◆ Goal:
Pick out each line of the records that includes the string "technology", and copy it.

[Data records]

▼▼▼

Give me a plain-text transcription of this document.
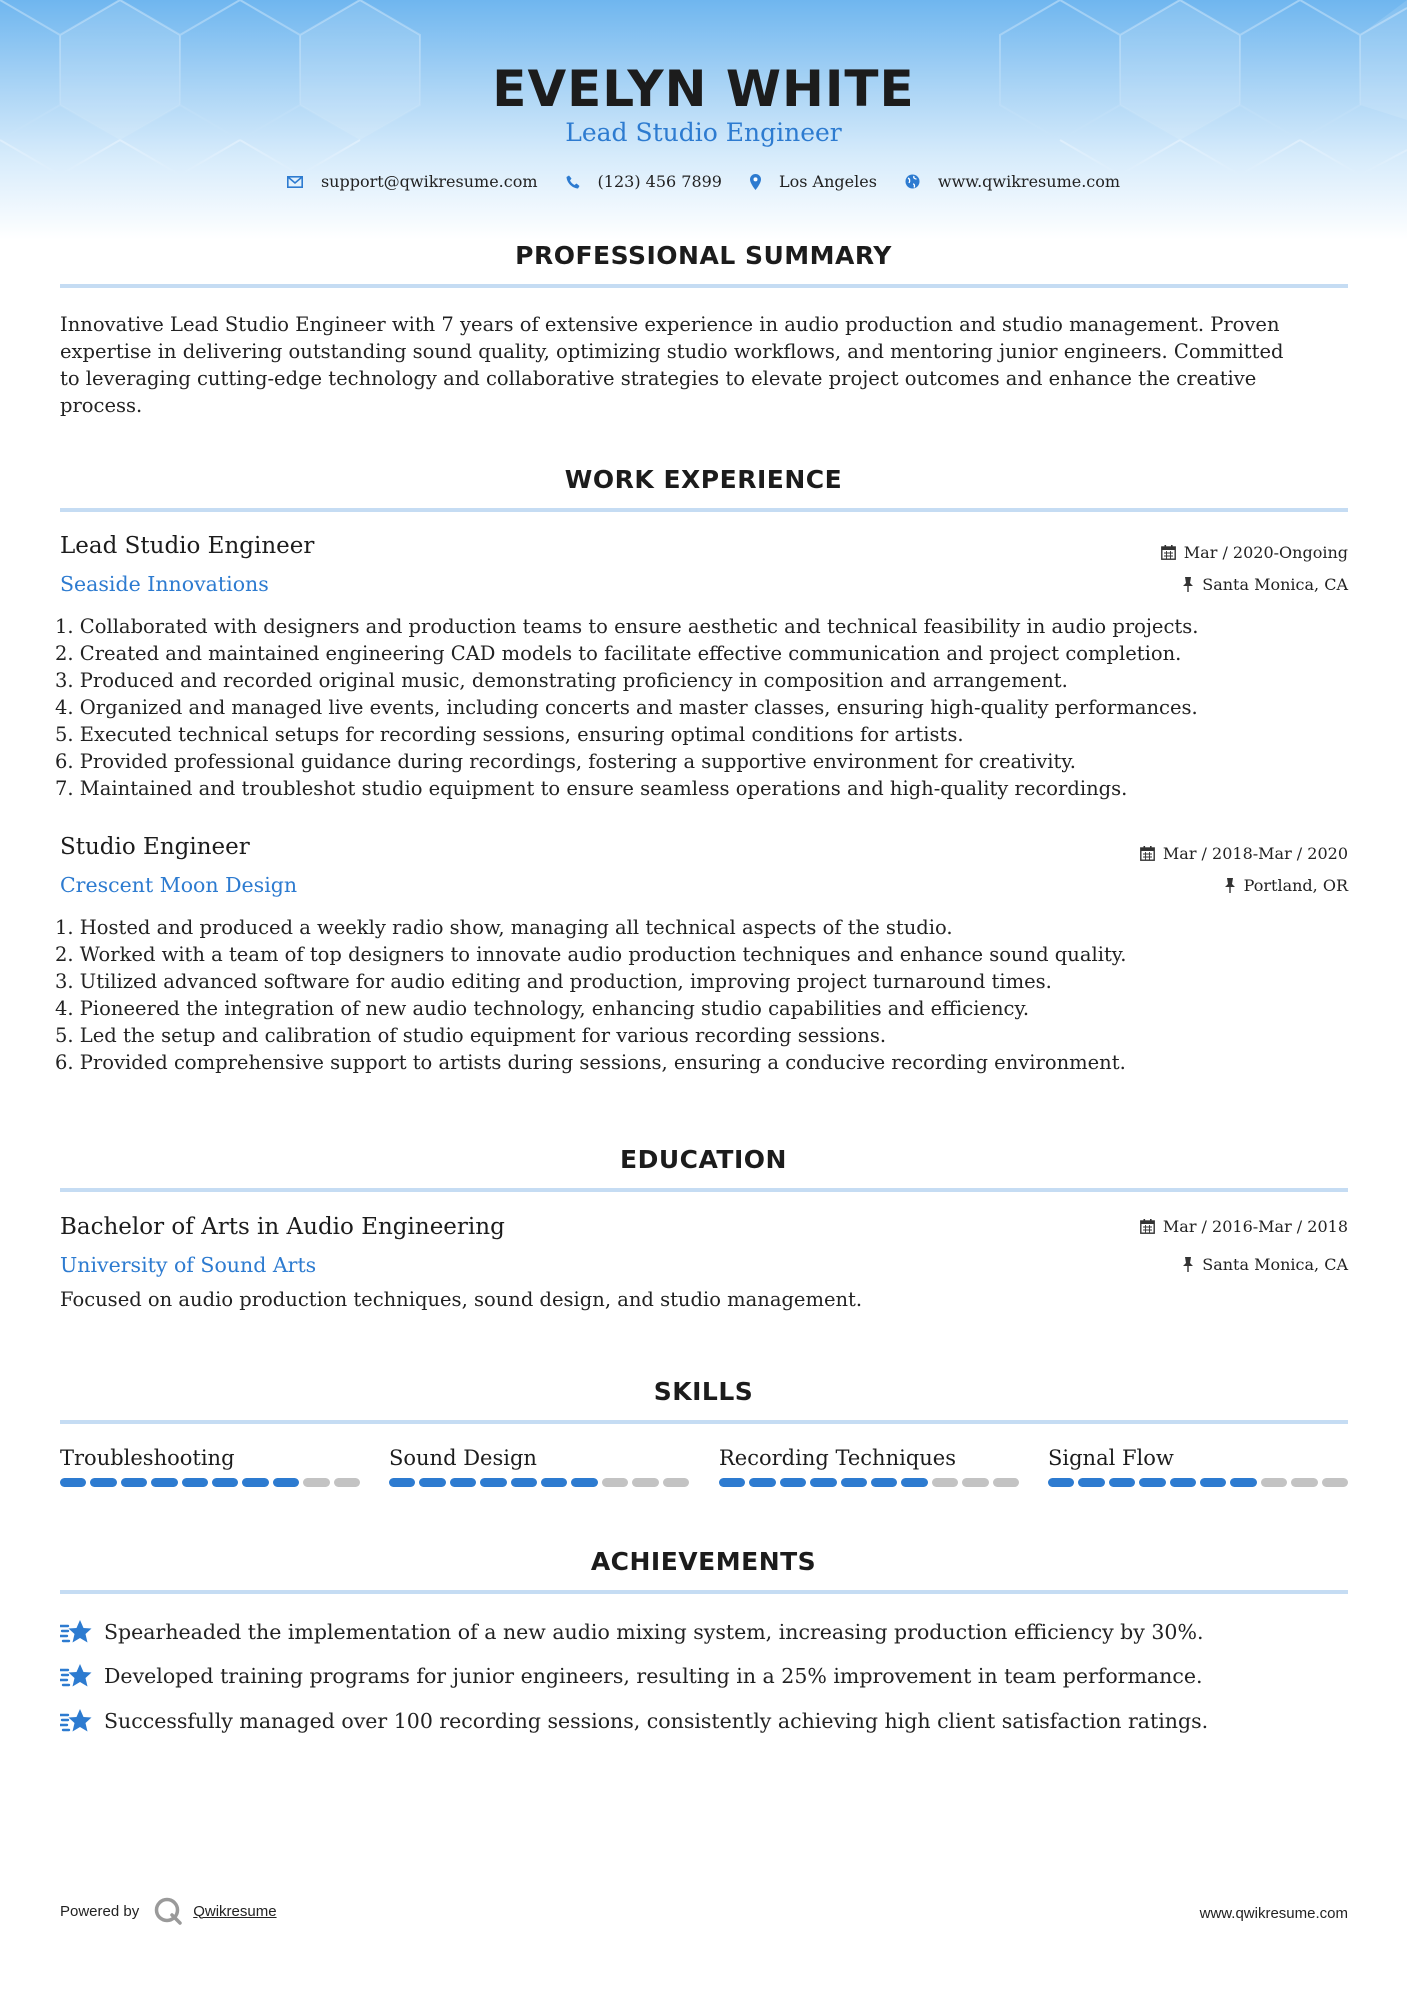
EVELYN WHITE
Lead Studio Engineer
support@qwikresume.com	(123) 456 7899	Los Angeles	www.qwikresume.com
PROFESSIONAL SUMMARY
Innovative Lead Studio Engineer with 7 years of extensive experience in audio production and studio management. Proven
expertise in delivering outstanding sound quality, optimizing studio workflows, and mentoring junior engineers. Committed
to leveraging cutting-edge technology and collaborative strategies to elevate project outcomes and enhance the creative
process.
WORK EXPERIENCE
Lead Studio Engineer
Seaside Innovations
Mar / 2020-Ongoing
Santa Monica, CA
1. Collaborated with designers and production teams to ensure aesthetic and technical feasibility in audio projects.
2. Created and maintained engineering CAD models to facilitate effective communication and project completion.
3. Produced and recorded original music, demonstrating proficiency in composition and arrangement.
4. Organized and managed live events, including concerts and master classes, ensuring high-quality performances.
5. Executed technical setups for recording sessions, ensuring optimal conditions for artists.
6. Provided professional guidance during recordings, fostering a supportive environment for creativity.
7. Maintained and troubleshot studio equipment to ensure seamless operations and high-quality recordings.
Studio Engineer
Crescent Moon Design
Mar / 2018-Mar / 2020
Portland, OR
1. Hosted and produced a weekly radio show, managing all technical aspects of the studio.
2. Worked with a team of top designers to innovate audio production techniques and enhance sound quality.
3. Utilized advanced software for audio editing and production, improving project turnaround times.
4. Pioneered the integration of new audio technology, enhancing studio capabilities and efficiency.
5. Led the setup and calibration of studio equipment for various recording sessions.
6. Provided comprehensive support to artists during sessions, ensuring a conducive recording environment.
EDUCATION
Bachelor of Arts in Audio Engineering
University of Sound Arts
Mar / 2016-Mar / 2018
Santa Monica, CA
Focused on audio production techniques, sound design, and studio management.
SKILLS
Troubleshooting	Sound Design	Recording Techniques	Signal Flow
ACHIEVEMENTS
Spearheaded the implementation of a new audio mixing system, increasing production efficiency by 30%.
Developed training programs for junior engineers, resulting in a 25% improvement in team performance.
Successfully managed over 100 recording sessions, consistently achieving high client satisfaction ratings.
Powered by	Qwikresume	www.qwikresume.com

▲▲▲

◆ Solution to the problem:
to leveraging cutting-edge technology and collaborative strategies to elevate project outcomes and enhance the creative
4. Pioneered the integration of new audio technology, enhancing studio capabilities and efficiency.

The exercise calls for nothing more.